▸ EXERCISE
Return all the data, word for word.

▸ GIVEN RECORDS

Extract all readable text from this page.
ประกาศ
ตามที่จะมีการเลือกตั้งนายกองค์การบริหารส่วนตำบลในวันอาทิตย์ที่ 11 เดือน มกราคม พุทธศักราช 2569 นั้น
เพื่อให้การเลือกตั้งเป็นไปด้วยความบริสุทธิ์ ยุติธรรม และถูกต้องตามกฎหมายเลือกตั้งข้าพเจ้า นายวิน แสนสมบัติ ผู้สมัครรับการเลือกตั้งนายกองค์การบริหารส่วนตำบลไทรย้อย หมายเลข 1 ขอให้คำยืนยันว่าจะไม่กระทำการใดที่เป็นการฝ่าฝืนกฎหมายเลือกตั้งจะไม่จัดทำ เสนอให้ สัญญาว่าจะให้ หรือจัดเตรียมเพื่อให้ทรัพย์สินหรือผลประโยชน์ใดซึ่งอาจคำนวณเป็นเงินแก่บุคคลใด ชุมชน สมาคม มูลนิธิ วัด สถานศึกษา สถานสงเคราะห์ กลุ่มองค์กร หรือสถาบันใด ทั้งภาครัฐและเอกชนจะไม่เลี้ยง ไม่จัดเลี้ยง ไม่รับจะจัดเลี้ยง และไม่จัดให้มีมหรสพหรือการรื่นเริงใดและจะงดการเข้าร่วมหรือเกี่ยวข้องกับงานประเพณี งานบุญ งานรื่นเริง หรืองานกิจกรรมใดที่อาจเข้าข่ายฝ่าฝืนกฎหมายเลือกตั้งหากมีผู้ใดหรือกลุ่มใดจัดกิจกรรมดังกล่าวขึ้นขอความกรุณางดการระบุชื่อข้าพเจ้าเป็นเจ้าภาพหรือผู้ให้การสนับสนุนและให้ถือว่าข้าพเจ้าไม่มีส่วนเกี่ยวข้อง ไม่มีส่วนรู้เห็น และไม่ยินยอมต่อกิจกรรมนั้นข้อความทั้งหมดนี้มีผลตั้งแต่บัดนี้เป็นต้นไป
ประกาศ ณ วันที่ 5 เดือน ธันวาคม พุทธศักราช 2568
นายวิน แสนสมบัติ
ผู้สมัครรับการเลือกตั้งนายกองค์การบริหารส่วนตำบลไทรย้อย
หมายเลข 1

▸ RIGHT ANSWER
Extract all readable text from this page.
ประกาศ
ตามที่จะมีการเลือกตั้งนายกองค์การบริหารส่วนตำบลในวันอาทิตย์ที่ 11 เดือน มกราคม พุทธศักราช 2569 นั้น
เพื่อให้การเลือกตั้งเป็นไปด้วยความบริสุทธิ์ ยุติธรรม และถูกต้องตามกฎหมายเลือกตั้งข้าพเจ้า นายวิน แสนสมบัติ ผู้สมัครรับการเลือกตั้งนายกองค์การบริหารส่วนตำบลไทรย้อย หมายเลข 1 ขอให้คำยืนยันว่าจะไม่กระทำการใดที่เป็นการฝ่าฝืนกฎหมายเลือกตั้งจะไม่จัดทำ เสนอให้ สัญญาว่าจะให้ หรือจัดเตรียมเพื่อให้ทรัพย์สินหรือผลประโยชน์ใดซึ่งอาจคำนวณเป็นเงินแก่บุคคลใด ชุมชน สมาคม มูลนิธิ วัด สถานศึกษา สถานสงเคราะห์ กลุ่มองค์กร หรือสถาบันใด ทั้งภาครัฐและเอกชนจะไม่เลี้ยง ไม่จัดเลี้ยง ไม่รับจะจัดเลี้ยง และไม่จัดให้มีมหรสพหรือการรื่นเริงใดและจะงดการเข้าร่วมหรือเกี่ยวข้องกับงานประเพณี งานบุญ งานรื่นเริง หรืองานกิจกรรมใดที่อาจเข้าข่ายฝ่าฝืนกฎหมายเลือกตั้งหากมีผู้ใดหรือกลุ่มใดจัดกิจกรรมดังกล่าวขึ้นขอความกรุณางดการระบุชื่อข้าพเจ้าเป็นเจ้าภาพหรือผู้ให้การสนับสนุนและให้ถือว่าข้าพเจ้าไม่มีส่วนเกี่ยวข้อง ไม่มีส่วนรู้เห็น และไม่ยินยอมต่อกิจกรรมนั้นข้อความทั้งหมดนี้มีผลตั้งแต่บัดนี้เป็นต้นไป
ประกาศ ณ วันที่ 5 เดือน ธันวาคม พุทธศักราช 2568
นายวิน แสนสมบัติ
ผู้สมัครรับการเลือกตั้งนายกองค์การบริหารส่วนตำบลไทรย้อย
หมายเลข 1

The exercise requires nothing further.